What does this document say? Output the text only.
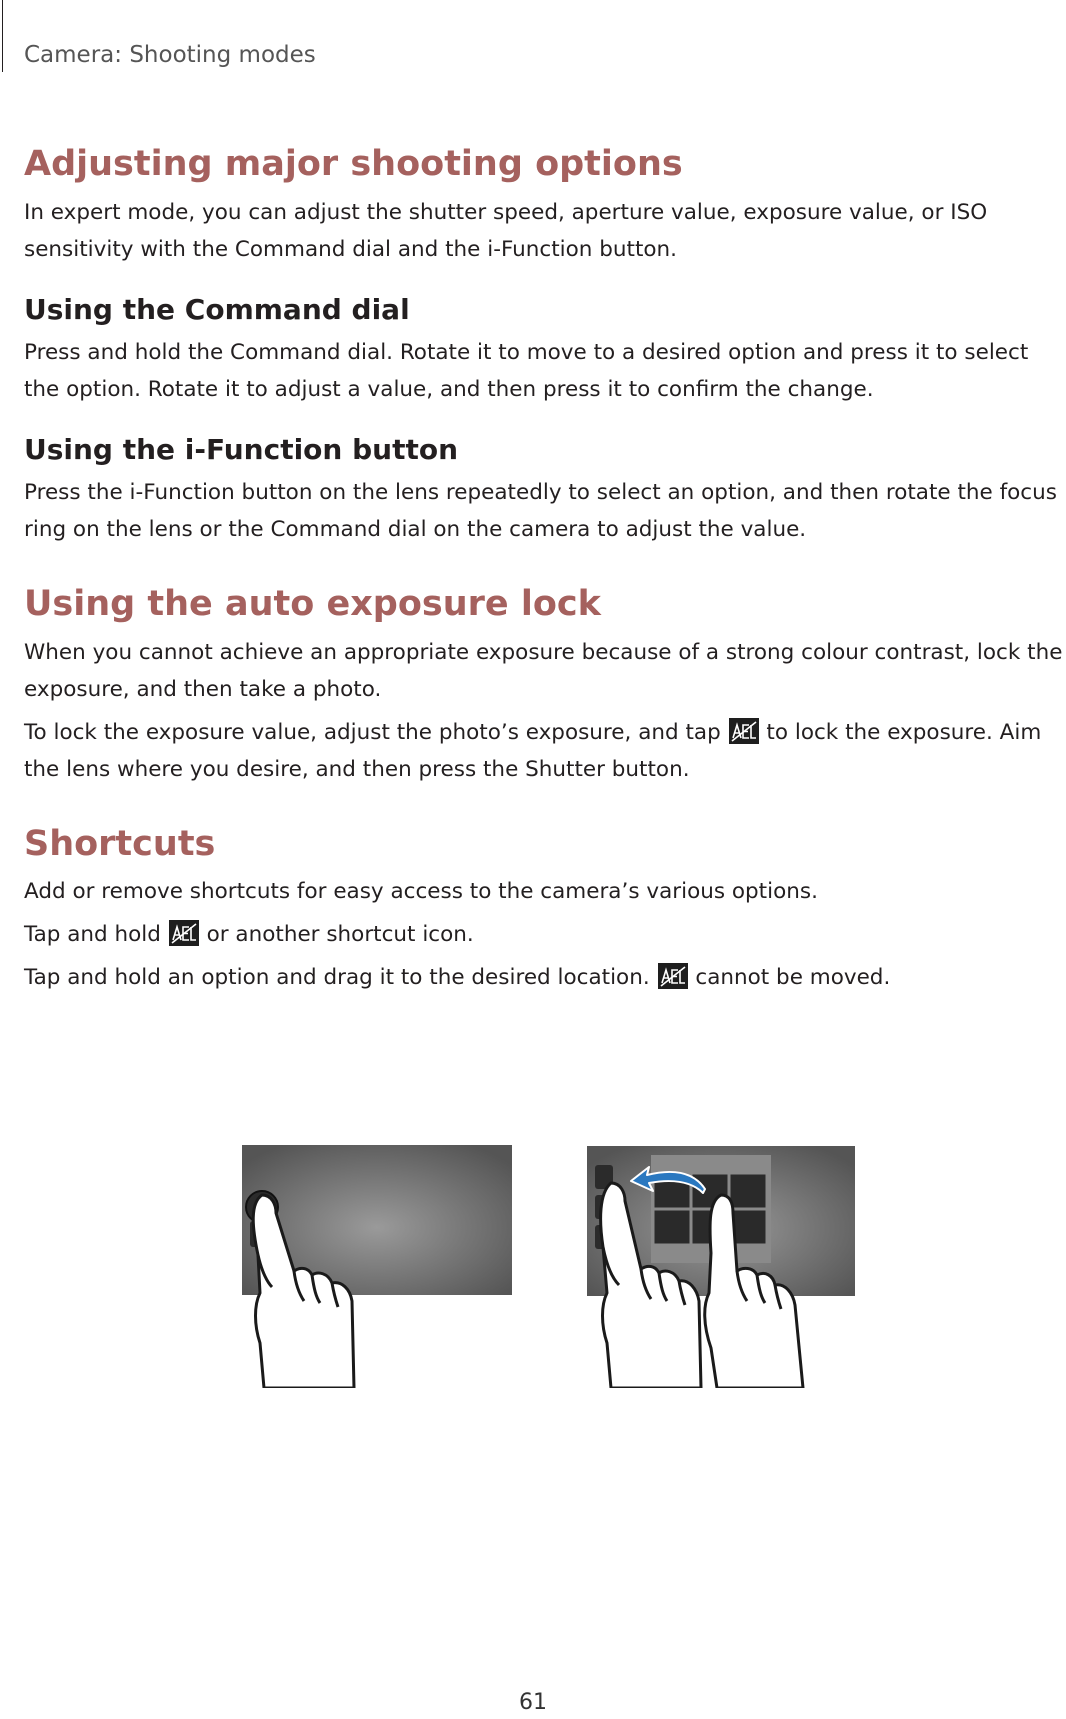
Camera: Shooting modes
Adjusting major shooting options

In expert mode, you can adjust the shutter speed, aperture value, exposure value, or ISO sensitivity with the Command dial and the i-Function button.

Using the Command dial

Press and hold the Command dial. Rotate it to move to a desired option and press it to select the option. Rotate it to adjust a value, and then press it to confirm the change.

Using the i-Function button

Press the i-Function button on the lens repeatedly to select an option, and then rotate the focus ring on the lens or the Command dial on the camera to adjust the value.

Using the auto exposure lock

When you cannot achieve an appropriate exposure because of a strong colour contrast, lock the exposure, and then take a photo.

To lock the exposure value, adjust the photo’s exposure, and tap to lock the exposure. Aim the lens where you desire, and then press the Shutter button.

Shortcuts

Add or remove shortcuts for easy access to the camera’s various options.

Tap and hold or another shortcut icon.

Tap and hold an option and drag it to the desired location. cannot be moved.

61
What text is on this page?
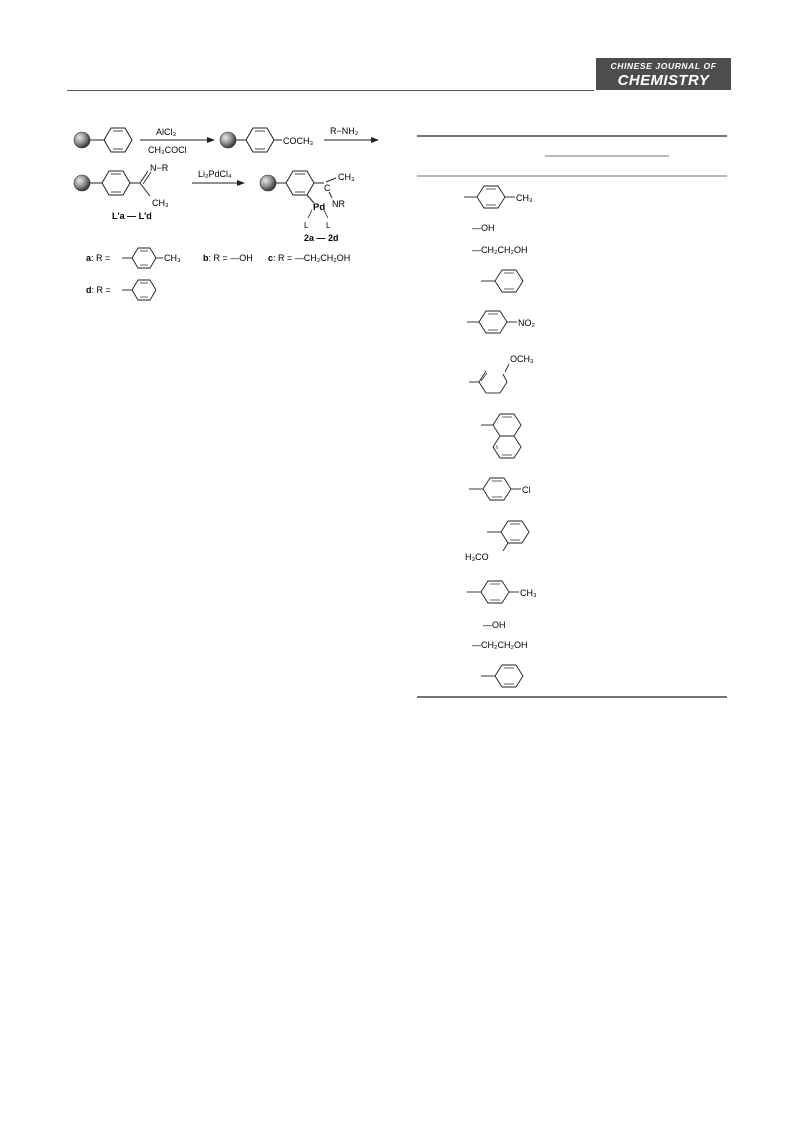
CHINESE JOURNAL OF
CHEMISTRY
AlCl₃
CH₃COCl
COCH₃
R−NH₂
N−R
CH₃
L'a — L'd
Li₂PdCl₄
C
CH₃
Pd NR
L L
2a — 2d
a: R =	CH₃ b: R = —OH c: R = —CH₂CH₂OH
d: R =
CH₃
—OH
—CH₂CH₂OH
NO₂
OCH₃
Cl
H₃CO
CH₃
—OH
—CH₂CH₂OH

:::::

- Your objective -
In the lines above, find each one with "Function" and list it.

- The completed task -
In expert mode, you can adjust the shutter speed, aperture value, exposure value, or ISO sensitivity with the Command dial and the i-Function button.
Using the i-Function button
Press the i-Function button on the lens repeatedly to select an option, and then rotate the focus ring on the lens or the Command dial on the camera to adjust the value.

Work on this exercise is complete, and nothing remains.